Snow Sunday: Moving Out of Town

Snow Sunday: Moving Out of Town

Moving Day

Moving day

My cold arrived the same day that the moving boxes arrived. Of course it did. It made sense in some kind of perverse world order that at the same time that I was that packing up the home that had sheltered my family for the past 12 years that I was also unpacking the contents of my entire sinus system into tissues and flinging them at will around the house.

Except I didn’t want to be in such a state. I had already fretted about this move for years. Already tried to brainstorm creative loans that might let us buy out the other family members who owned the house. Already shed too many tears about leaving behind the house I’d carried both of my newborn girls into. The kitchen island where I’d written and sold my first article. The dining room in which countless friends had gathered for meals crafted by my husband’s hands. Nothing about the move was changing.

And by all accounts, we’d found a great house in Lawson Hill. We were surrounded by friends on two sides; surrounded by a creek and a set of woods on the other. We could walk to our jobs at the Telluride Mountain School.

Besides, I was tough. I’d been raised in a house that routinely tamped down any crisis, big or small, by proclaiming, “At least, it’s not cancer!” (I’m not kidding: The first time an injury of mine got any attention was when I was 16, shattered my leg, and a team of doctors had to rebuild it with a rod and pins.) So who was I to be blowing my nose over a move?


View from the new house

After all, I was still “living the dream.”

Still minutes from a ski hill, an ice rink, a skate ski path.

Still looking up the impossibly beautiful San Juan Mountains every morning.

:::::

> Tasks to complete:
1. List every place the moving-day post says the narrator is still minutes from.
2. In the moving-day post, switch "kitchen island" to "back porch" in everything from "Except I didn’t" down to "move was changing.".
3. Pick up the moving-day post after its last sentence and keep writing it.
The data that comes next has nothing to do with the moving-day post.

> Data extract:
:::::

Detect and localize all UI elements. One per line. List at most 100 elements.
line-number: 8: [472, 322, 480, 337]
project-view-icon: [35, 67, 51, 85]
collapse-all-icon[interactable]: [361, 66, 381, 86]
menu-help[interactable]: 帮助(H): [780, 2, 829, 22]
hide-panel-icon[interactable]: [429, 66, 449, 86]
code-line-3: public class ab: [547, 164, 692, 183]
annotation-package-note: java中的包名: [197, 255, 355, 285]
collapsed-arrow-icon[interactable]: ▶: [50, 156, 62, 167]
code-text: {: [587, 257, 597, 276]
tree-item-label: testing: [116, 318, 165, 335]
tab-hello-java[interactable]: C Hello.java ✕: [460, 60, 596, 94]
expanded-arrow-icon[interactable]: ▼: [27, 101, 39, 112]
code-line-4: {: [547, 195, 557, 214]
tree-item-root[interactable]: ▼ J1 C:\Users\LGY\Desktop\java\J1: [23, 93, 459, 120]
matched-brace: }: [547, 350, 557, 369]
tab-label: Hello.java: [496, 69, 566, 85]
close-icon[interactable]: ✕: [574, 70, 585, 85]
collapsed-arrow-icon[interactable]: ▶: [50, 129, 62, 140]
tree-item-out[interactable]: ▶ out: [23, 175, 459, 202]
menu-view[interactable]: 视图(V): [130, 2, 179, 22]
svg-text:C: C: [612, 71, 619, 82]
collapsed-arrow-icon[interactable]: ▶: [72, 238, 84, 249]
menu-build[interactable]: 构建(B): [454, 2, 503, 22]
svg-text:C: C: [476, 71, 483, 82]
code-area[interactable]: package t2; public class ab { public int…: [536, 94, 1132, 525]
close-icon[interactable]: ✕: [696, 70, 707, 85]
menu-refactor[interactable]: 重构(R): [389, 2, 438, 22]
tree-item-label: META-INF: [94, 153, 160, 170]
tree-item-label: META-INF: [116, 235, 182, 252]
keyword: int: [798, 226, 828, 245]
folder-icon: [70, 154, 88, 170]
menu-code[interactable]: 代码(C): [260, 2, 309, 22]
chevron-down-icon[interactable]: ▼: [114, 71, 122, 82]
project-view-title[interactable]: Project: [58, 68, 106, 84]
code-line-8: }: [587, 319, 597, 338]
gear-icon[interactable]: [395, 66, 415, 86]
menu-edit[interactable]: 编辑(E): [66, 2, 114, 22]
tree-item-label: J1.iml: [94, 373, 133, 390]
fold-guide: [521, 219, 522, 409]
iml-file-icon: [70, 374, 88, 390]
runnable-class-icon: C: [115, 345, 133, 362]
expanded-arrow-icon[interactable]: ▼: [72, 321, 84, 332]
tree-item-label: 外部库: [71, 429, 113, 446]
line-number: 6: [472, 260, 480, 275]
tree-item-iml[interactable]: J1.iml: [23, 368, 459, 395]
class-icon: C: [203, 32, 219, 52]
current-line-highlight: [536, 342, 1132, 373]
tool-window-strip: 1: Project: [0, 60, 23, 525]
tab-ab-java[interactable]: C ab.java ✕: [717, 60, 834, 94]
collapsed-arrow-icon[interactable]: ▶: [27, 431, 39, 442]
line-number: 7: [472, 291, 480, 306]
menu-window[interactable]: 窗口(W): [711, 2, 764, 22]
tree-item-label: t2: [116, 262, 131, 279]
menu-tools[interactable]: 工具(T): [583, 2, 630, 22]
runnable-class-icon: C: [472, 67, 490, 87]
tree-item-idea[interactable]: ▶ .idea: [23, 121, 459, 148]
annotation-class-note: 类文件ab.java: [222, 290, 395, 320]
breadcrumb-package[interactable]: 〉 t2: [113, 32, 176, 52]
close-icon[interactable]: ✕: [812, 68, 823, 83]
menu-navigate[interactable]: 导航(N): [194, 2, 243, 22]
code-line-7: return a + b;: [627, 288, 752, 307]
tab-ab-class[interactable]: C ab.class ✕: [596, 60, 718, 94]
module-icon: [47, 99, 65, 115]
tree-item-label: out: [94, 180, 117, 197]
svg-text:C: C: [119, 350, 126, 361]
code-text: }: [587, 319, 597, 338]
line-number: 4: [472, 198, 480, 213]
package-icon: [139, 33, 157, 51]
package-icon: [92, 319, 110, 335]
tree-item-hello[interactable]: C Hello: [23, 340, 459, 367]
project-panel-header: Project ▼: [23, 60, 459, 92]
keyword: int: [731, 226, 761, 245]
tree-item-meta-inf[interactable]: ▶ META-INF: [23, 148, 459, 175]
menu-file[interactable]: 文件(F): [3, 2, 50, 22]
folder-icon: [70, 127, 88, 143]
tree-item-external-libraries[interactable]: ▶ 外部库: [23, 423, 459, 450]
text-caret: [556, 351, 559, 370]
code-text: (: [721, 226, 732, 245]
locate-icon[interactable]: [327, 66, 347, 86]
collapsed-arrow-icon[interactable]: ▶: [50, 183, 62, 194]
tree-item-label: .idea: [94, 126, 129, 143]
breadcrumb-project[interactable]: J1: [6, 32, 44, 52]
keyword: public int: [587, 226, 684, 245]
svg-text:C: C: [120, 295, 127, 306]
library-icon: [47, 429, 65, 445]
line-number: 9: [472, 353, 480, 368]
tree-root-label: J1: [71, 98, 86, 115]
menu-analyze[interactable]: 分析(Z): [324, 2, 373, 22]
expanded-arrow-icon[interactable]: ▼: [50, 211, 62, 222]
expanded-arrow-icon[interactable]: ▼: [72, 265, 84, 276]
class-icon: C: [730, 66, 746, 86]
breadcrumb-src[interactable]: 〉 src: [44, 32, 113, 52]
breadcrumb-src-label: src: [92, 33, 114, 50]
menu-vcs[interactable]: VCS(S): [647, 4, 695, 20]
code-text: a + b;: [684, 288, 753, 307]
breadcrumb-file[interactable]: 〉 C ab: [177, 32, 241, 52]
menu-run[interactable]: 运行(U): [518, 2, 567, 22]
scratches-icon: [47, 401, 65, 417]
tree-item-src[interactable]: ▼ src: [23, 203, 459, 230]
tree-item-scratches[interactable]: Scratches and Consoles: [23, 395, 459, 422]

:::::

> Task-by-task outputs:
1. A ski hill, an ice rink, and a skate ski path.

2.
Except I didn’t want to be in such a state. I had already fretted about this move for years. Already tried to brainstorm creative loans that might let us buy out the other family members who owned the house. Already shed too many tears about leaving behind the house I’d carried both of my newborn girls into. The back porch where I’d written and sold my first article. The dining room in which countless friends had gathered for meals crafted by my husband’s hands. Nothing about the move was changing.

3.
Still doing the things in my life that mattered: writing, teaching, and raising a family with a man I adored.

And yet.

The mind can say all the right things and the heart will still break. I was moving. Leaving behind the friends in town who would throw snowballs at the window when they saw we were up late working. Leaving behind my quick run up Bear Creek and my bike ride to the post office. Leaving behind the sound of the San Miguel River when it would swell in the spring, the sound of Bluegrass music drifting from town park to my open skylight.

“Something there is that doesn’t love a wall,” Robert Frost once said in, “The Mending Wall,” a poem very much about how the world bucks any logic we try to place on it. No matter how many times we profess a fence is logical, the frozen ground swell sends the wall’s stones flying. Likewise, no matter how much I say the move is fine, there is another part of me that doesn’t agree. At least not yet. Not until I find a new set of things to fall in love with in my new home.

1 Comment
  • Amy
    Posted at 19:51h, 08 February

    Hugs and love- we helped you unpack in your first place in town and we’re excited to be helping you unpack (however bittersweet) in this next place.